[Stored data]
◇ ◇ ◇ ◇
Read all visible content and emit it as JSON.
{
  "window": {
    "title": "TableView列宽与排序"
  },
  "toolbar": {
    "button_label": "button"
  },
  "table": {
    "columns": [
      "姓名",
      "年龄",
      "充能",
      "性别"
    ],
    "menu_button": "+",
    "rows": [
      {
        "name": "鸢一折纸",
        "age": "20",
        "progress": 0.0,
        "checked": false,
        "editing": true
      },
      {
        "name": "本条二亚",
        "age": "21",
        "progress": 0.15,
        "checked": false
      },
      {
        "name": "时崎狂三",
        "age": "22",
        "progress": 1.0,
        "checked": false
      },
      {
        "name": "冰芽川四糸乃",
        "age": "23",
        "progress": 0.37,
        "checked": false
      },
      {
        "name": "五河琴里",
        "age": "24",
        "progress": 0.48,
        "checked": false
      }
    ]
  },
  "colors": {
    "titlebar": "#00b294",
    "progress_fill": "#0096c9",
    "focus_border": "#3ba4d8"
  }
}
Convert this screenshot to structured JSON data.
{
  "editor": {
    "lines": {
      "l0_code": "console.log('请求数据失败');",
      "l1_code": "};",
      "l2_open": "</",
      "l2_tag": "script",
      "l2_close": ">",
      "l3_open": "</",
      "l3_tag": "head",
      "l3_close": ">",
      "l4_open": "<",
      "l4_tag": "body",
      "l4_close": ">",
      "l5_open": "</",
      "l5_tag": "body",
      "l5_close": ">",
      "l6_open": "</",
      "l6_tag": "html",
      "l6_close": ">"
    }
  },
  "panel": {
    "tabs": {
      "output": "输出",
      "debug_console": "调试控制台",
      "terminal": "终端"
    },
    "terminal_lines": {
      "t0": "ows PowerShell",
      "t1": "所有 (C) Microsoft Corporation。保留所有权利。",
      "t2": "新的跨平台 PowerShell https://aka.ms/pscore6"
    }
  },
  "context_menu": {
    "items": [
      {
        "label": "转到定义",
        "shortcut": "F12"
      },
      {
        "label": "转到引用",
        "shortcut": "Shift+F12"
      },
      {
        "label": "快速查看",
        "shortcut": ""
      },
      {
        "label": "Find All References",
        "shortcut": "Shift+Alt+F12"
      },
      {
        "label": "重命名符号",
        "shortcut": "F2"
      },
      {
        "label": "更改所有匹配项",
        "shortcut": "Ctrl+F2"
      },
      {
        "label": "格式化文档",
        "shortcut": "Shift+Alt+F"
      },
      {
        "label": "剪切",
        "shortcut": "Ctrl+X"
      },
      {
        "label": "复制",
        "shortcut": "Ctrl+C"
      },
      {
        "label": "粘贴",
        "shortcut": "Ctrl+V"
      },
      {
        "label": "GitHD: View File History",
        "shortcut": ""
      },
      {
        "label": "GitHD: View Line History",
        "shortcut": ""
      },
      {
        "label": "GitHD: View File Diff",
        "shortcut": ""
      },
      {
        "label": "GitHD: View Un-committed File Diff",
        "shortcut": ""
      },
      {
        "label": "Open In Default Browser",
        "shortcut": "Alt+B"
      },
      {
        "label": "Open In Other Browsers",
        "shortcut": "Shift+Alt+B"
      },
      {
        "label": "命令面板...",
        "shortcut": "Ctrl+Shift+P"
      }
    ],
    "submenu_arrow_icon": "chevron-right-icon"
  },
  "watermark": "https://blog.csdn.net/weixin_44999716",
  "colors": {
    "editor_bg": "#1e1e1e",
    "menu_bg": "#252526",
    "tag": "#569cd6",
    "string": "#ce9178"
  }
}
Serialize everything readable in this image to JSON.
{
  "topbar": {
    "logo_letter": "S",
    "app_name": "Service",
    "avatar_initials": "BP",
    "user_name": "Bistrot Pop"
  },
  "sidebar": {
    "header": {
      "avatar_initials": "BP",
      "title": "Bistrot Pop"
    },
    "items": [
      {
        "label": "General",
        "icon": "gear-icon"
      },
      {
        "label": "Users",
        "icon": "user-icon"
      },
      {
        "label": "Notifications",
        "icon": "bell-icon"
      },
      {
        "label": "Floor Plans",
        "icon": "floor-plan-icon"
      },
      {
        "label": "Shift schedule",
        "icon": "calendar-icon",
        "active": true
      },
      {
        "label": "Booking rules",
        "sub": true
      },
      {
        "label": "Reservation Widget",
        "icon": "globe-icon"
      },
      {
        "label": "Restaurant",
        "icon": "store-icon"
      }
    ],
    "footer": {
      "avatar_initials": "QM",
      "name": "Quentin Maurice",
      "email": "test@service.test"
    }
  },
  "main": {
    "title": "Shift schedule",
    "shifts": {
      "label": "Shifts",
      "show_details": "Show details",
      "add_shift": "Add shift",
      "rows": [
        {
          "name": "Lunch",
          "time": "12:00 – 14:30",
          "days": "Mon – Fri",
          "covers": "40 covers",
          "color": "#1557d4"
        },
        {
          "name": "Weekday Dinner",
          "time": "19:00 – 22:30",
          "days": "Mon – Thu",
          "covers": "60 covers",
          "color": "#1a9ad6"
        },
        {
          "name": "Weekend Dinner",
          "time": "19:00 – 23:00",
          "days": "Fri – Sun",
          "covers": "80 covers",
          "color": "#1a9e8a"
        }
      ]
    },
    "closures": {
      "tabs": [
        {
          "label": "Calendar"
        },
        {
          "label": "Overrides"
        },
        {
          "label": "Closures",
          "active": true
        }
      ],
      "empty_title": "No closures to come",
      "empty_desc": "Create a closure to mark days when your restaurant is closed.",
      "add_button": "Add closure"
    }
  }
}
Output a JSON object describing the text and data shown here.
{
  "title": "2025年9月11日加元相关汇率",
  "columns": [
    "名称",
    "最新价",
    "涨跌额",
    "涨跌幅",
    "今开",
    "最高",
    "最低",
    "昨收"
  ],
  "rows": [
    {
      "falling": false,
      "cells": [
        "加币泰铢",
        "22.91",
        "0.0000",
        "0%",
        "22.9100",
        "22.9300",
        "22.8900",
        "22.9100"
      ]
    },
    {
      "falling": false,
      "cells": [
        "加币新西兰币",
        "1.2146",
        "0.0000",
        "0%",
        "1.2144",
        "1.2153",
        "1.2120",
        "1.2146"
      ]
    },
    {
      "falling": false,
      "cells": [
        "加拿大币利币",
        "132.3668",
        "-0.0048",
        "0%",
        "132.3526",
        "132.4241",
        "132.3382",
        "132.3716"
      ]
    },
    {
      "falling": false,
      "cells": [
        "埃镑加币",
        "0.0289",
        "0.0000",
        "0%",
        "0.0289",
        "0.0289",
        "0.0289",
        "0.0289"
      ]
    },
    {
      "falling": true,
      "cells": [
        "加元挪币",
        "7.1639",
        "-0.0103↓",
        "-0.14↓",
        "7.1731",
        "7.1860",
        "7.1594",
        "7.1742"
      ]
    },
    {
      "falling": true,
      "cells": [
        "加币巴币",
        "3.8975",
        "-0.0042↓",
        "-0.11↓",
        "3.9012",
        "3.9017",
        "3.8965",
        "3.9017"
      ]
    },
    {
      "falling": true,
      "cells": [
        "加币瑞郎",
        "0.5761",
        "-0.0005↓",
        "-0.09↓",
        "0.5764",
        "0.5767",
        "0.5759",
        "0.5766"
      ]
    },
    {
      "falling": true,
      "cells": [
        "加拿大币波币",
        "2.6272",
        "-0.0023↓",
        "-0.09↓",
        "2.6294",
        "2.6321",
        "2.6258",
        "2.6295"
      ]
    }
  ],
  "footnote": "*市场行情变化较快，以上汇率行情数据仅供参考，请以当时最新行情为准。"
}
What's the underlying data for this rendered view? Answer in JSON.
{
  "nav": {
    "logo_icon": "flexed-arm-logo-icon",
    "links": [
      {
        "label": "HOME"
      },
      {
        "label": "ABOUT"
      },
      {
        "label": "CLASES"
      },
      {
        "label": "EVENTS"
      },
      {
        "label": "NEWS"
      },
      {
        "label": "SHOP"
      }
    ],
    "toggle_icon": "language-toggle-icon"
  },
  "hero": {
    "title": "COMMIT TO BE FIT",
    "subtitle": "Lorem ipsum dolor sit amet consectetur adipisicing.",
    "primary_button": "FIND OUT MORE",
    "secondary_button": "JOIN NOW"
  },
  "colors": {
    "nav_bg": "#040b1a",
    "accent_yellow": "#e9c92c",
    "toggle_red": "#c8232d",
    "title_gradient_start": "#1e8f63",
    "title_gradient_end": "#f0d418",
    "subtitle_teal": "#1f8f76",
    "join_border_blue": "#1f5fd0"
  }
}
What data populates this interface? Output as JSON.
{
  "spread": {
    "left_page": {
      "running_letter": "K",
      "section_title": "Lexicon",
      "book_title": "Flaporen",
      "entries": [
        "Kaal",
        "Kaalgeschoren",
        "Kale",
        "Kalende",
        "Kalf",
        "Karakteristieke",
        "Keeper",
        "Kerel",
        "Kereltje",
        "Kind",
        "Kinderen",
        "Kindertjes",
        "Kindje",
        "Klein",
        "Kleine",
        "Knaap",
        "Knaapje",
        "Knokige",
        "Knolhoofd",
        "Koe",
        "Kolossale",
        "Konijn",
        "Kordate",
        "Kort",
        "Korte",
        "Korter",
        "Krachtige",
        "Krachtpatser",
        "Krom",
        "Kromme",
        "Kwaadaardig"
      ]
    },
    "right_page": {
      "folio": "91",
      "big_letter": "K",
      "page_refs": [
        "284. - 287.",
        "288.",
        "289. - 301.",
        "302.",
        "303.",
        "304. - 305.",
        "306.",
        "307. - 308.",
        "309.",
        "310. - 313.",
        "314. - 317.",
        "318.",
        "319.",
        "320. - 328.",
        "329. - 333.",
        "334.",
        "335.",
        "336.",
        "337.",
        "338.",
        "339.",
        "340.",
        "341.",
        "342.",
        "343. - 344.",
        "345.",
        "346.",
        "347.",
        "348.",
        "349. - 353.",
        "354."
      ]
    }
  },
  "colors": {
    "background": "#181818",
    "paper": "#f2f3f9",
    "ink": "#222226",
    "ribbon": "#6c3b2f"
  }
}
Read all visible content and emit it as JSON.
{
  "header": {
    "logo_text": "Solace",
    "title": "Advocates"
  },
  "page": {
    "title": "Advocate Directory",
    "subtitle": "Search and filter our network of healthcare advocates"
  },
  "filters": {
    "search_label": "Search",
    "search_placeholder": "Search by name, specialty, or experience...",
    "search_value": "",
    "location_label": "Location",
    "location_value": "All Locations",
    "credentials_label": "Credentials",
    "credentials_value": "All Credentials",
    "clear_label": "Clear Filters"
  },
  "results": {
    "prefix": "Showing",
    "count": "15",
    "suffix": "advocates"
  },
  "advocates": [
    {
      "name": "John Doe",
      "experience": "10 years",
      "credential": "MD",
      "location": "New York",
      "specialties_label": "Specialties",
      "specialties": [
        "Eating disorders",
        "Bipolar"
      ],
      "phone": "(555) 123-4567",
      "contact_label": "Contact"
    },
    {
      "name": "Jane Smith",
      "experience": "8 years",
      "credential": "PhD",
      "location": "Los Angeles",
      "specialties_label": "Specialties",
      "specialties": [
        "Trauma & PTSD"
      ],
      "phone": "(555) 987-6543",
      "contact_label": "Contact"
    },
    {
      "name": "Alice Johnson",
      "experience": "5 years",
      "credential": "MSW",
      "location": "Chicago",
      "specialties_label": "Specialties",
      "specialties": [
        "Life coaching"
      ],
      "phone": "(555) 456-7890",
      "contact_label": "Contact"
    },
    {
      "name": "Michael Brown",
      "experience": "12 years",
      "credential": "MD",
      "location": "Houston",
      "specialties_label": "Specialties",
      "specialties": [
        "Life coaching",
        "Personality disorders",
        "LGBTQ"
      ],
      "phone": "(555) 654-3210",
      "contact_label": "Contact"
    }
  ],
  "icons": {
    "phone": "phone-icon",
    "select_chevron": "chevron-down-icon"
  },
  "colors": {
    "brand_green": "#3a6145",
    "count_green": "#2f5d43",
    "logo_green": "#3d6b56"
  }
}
◇ ◇ ◇ ◇
▸ **Work required**
Extract all lines from the data in which "GitHD" is found.

▸ **Exercise output**
        "label": "GitHD: View File History",
        "label": "GitHD: View Line History",
        "label": "GitHD: View File Diff",
        "label": "GitHD: View Un-committed File Diff",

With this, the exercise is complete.